Go through the listing below and list every line with "逻辑严密".

Recorded data
— begin —
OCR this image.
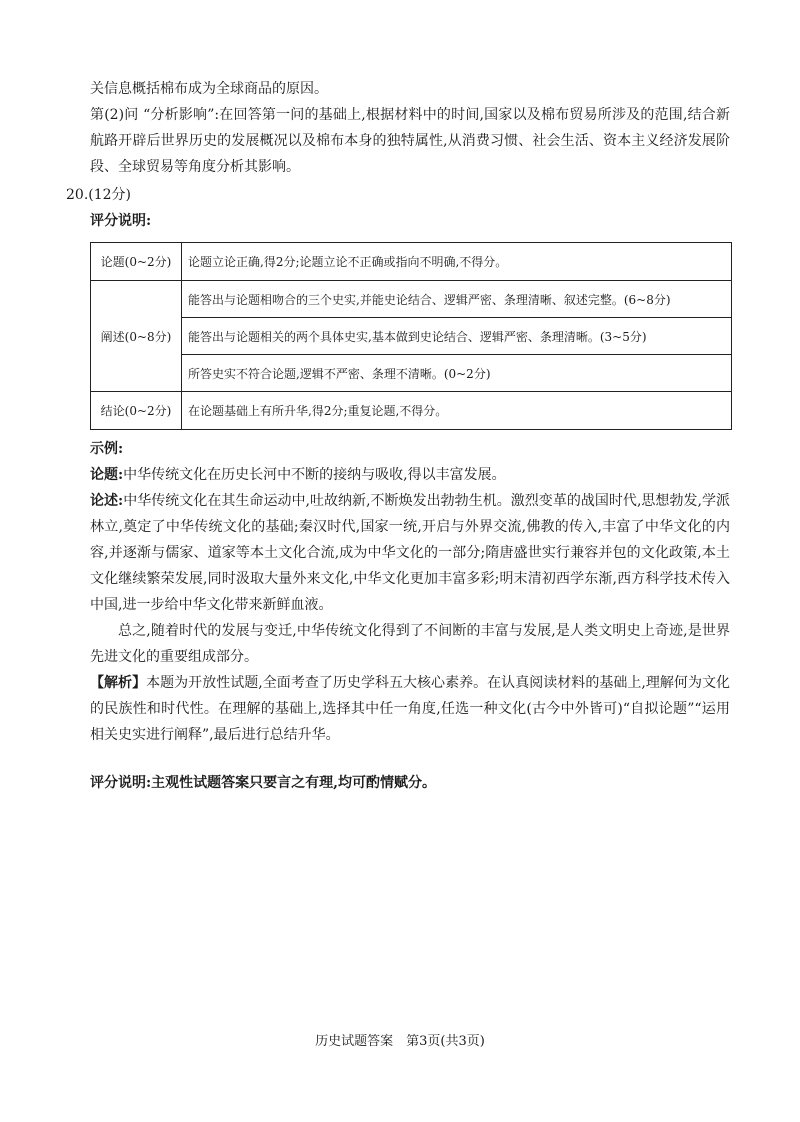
关信息概括棉布成为全球商品的原因。

第(2)问 “分析影响”:在回答第一问的基础上,根据材料中的时间,国家以及棉布贸易所涉及的范围,结合新航路开辟后世界历史的发展概况以及棉布本身的独特属性,从消费习惯、社会生活、资本主义经济发展阶段、全球贸易等角度分析其影响。

20.(12分)
评分说明:
论题(0~2分)	论题立论正确,得2分;论题立论不正确或指向不明确,不得分。
阐述(0~8分)	能答出与论题相吻合的三个史实,并能史论结合、逻辑严密、条理清晰、叙述完整。(6~8分)
	能答出与论题相关的两个具体史实,基本做到史论结合、逻辑严密、条理清晰。(3~5分)
	所答史实不符合论题,逻辑不严密、条理不清晰。(0~2分)
结论(0~2分)	在论题基础上有所升华,得2分;重复论题,不得分。
示例:

论题:中华传统文化在历史长河中不断的接纳与吸收,得以丰富发展。

论述:中华传统文化在其生命运动中,吐故纳新,不断焕发出勃勃生机。激烈变革的战国时代,思想勃发,学派林立,奠定了中华传统文化的基础;秦汉时代,国家一统,开启与外界交流,佛教的传入,丰富了中华文化的内容,并逐渐与儒家、道家等本土文化合流,成为中华文化的一部分;隋唐盛世实行兼容并包的文化政策,本土文化继续繁荣发展,同时汲取大量外来文化,中华文化更加丰富多彩;明末清初西学东渐,西方科学技术传入中国,进一步给中华文化带来新鲜血液。

总之,随着时代的发展与变迁,中华传统文化得到了不间断的丰富与发展,是人类文明史上奇迹,是世界先进文化的重要组成部分。

【解析】本题为开放性试题,全面考查了历史学科五大核心素养。在认真阅读材料的基础上,理解何为文化的民族性和时代性。在理解的基础上,选择其中任一角度,任选一种文化(古今中外皆可)“自拟论题”“运用相关史实进行阐释”,最后进行总结升华。

评分说明:主观性试题答案只要言之有理,均可酌情赋分。

历史试题答案　第3页(共3页)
— end —
**Answer to this task:**
阐述(0~8分)	能答出与论题相吻合的三个史实,并能史论结合、逻辑严密、条理清晰、叙述完整。(6~8分)
	能答出与论题相关的两个具体史实,基本做到史论结合、逻辑严密、条理清晰。(3~5分)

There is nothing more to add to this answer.